Work out how many lines of the records contain "years". Answer with the number and nothing else.

Records provided:
▼
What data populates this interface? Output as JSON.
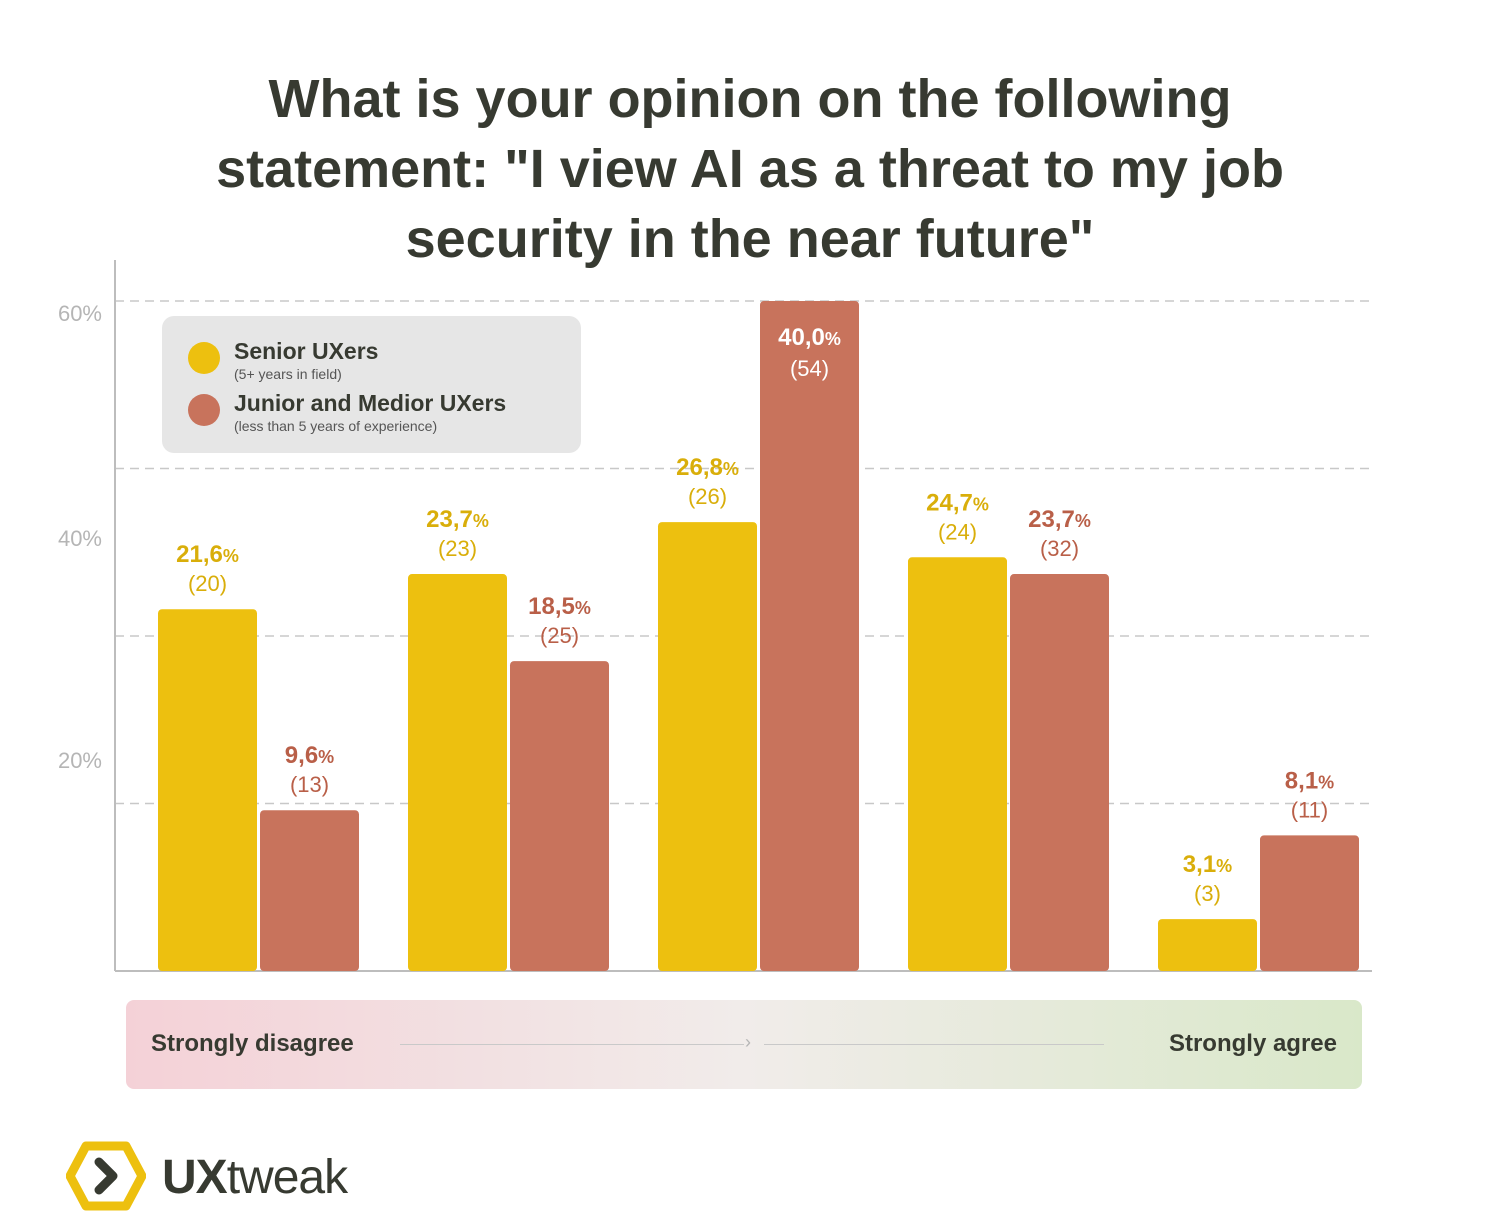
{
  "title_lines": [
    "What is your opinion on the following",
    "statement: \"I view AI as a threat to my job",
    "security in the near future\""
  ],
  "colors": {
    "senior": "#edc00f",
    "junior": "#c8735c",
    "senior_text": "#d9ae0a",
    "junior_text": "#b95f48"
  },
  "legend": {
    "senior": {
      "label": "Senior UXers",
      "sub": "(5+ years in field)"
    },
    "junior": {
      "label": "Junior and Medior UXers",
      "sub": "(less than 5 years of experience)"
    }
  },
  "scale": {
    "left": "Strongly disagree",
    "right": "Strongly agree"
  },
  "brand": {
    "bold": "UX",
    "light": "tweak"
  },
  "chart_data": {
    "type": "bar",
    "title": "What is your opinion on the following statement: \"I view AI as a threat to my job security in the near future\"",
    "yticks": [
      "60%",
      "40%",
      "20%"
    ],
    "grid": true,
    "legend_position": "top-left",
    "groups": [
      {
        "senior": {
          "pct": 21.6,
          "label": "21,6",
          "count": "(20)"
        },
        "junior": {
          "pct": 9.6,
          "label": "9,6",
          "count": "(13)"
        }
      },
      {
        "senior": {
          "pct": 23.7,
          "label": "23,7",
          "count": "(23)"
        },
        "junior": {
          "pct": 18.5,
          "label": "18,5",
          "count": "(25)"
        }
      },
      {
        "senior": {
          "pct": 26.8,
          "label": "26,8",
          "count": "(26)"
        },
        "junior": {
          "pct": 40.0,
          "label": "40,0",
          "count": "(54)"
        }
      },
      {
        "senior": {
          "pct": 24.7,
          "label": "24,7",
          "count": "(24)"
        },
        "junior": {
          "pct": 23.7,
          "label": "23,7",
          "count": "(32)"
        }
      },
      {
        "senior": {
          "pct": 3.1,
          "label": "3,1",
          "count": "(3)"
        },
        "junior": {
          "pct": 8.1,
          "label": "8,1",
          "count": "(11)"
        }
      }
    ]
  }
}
▲
▼
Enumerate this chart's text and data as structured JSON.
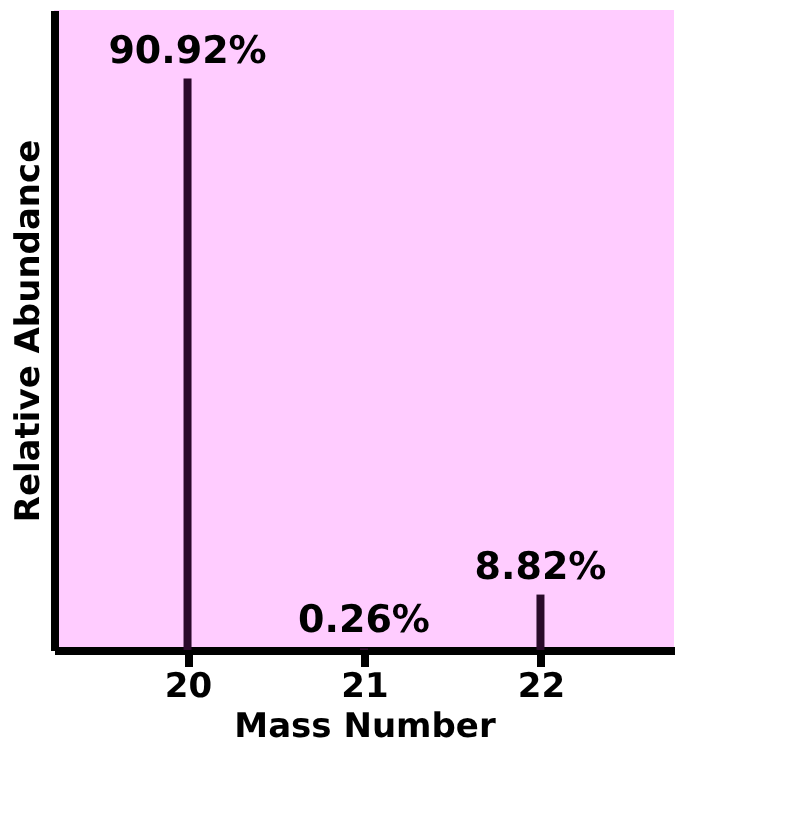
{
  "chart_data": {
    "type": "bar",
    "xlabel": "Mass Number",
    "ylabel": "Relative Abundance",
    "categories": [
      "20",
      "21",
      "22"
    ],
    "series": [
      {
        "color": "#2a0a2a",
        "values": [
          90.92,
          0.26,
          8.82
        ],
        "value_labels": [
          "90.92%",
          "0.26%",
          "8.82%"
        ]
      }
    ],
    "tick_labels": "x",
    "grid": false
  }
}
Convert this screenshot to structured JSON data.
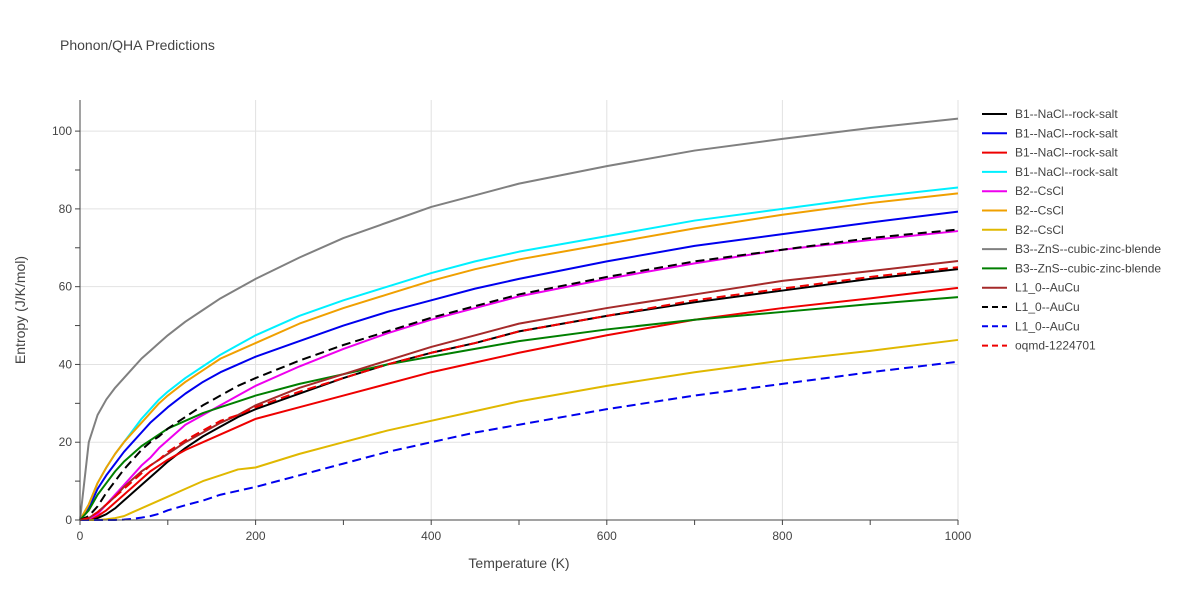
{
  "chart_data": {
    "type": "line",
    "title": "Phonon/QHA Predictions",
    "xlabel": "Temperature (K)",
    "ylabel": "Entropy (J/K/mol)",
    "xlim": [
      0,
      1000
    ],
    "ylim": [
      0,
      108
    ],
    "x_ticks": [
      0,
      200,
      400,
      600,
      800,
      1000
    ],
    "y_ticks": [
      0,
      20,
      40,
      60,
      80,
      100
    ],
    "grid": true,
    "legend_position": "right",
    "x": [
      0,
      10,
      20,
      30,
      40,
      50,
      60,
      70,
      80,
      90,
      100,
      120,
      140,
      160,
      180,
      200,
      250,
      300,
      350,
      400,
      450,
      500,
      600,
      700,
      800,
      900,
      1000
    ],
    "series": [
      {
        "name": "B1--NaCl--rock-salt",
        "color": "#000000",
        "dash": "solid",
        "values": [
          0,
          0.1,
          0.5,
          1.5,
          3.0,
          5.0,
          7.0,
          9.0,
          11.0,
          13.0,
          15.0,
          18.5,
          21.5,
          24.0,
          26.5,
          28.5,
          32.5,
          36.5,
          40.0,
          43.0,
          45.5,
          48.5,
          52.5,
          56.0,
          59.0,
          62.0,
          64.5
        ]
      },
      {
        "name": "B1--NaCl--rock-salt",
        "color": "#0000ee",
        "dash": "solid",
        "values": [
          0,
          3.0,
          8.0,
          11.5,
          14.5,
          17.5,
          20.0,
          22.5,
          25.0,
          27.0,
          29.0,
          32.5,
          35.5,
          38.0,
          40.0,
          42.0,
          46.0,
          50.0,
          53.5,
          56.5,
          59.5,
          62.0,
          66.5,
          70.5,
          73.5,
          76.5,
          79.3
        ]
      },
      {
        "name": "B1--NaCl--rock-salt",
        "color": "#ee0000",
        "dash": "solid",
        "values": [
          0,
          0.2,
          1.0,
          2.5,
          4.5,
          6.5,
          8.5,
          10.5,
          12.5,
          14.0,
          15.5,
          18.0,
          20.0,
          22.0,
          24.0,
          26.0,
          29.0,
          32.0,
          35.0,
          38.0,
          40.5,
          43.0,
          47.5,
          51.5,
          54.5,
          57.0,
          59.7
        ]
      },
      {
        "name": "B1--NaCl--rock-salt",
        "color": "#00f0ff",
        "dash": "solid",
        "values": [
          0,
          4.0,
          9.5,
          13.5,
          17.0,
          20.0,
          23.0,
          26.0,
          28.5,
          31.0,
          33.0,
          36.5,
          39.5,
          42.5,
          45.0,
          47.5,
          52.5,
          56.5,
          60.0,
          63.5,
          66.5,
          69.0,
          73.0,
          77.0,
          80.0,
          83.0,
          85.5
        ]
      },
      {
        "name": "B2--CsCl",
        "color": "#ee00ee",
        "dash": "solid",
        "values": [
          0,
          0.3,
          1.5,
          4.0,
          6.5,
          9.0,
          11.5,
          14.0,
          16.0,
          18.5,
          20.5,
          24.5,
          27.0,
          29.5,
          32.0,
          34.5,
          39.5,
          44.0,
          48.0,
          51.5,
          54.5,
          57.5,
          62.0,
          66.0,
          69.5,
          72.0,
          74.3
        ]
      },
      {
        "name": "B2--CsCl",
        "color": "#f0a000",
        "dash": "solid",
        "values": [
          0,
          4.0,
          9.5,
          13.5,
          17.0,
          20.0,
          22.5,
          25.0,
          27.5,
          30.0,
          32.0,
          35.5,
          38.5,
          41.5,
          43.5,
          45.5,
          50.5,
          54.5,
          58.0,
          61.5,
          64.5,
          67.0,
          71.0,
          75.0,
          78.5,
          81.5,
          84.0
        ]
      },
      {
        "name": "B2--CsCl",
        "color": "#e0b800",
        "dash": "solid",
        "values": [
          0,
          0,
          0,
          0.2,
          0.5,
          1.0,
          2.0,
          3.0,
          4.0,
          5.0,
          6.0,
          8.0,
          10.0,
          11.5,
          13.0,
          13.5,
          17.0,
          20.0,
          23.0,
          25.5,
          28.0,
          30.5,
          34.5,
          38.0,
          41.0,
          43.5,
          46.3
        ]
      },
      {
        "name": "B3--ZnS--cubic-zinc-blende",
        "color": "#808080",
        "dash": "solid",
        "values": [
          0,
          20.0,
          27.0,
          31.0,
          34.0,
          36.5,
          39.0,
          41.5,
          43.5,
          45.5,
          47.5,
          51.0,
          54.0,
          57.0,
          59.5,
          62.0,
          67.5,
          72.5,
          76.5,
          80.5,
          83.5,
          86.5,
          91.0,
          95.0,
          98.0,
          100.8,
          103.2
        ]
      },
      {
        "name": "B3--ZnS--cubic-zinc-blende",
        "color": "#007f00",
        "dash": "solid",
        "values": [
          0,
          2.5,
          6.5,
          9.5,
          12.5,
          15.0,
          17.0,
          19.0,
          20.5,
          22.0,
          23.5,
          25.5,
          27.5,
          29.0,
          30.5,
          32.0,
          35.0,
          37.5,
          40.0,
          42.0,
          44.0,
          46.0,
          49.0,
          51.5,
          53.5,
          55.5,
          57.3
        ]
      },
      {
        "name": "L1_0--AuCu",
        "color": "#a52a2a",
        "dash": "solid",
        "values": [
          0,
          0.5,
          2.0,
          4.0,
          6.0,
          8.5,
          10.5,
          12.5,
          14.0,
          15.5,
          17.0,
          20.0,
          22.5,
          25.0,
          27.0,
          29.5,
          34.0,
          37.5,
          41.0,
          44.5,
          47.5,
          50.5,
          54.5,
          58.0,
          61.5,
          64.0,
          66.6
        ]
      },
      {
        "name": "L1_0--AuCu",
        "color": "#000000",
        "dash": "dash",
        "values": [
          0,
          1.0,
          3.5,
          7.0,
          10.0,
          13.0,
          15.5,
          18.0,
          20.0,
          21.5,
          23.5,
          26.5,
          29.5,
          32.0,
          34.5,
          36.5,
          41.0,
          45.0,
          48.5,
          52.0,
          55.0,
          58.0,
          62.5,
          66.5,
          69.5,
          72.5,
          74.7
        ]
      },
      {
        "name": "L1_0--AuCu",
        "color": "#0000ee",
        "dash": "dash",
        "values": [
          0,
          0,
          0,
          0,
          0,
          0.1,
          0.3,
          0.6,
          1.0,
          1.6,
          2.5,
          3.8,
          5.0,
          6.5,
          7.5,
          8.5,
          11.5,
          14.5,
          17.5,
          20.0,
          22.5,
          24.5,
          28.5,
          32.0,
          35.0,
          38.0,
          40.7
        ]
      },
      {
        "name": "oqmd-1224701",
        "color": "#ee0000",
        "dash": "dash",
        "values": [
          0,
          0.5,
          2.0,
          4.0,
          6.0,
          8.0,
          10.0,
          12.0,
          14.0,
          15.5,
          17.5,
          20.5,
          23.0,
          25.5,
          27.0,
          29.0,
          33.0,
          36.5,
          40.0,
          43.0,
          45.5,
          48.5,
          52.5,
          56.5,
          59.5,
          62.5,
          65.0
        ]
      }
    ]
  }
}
▲
The completed task: 2